What the task requires: Return the count of lines with the string "from" in them, and nothing else.
>> Begin The records
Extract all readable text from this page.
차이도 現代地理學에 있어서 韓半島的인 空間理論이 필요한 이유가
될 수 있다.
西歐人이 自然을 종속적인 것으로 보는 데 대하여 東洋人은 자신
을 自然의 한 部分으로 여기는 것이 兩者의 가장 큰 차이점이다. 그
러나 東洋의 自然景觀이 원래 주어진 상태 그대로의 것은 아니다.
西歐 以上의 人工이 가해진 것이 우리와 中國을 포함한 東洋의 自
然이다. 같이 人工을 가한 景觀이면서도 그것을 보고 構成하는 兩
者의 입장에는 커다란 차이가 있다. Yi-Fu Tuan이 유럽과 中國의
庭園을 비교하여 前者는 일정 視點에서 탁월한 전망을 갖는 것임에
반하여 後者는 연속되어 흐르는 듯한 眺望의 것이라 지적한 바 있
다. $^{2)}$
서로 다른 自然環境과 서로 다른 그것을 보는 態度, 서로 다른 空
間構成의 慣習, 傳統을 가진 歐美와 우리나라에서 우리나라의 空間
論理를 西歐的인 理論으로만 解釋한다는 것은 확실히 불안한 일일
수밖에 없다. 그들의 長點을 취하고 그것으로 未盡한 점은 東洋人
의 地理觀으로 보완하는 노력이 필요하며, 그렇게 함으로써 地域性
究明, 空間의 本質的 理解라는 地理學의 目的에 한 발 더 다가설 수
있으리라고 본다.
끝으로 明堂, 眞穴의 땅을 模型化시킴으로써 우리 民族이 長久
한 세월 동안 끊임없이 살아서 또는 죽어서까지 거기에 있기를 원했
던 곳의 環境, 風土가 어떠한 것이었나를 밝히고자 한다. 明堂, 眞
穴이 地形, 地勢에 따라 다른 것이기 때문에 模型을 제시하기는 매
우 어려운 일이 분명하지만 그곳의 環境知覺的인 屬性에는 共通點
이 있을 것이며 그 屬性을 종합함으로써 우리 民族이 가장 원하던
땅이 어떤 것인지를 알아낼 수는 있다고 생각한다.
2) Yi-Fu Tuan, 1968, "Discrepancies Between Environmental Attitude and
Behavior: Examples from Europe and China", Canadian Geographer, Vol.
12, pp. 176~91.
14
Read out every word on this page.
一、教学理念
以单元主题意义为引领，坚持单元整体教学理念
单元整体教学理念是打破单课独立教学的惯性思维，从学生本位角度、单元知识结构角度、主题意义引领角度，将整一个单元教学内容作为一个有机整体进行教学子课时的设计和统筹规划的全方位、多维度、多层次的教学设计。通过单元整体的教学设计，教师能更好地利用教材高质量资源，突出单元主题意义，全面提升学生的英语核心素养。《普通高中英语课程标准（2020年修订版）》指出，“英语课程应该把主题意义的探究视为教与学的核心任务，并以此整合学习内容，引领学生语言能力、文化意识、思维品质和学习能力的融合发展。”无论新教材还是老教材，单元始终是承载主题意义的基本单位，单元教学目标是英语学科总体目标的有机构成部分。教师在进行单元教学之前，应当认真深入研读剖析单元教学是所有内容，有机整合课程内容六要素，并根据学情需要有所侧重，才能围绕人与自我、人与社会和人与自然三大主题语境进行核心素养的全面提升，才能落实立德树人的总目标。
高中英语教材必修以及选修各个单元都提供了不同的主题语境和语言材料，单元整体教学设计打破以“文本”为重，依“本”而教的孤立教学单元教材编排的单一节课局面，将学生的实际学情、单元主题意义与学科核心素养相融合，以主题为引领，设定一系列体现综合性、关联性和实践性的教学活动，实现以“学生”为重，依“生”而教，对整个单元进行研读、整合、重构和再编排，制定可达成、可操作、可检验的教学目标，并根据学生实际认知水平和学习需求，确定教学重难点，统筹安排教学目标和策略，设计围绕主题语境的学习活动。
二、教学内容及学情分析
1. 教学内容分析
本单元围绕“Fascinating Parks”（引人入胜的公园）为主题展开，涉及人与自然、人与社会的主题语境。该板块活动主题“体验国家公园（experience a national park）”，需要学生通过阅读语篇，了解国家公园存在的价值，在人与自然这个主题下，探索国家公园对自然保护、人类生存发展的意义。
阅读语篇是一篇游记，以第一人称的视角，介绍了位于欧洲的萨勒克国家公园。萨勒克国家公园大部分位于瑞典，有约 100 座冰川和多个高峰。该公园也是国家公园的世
>> End The records
Exercise result: 2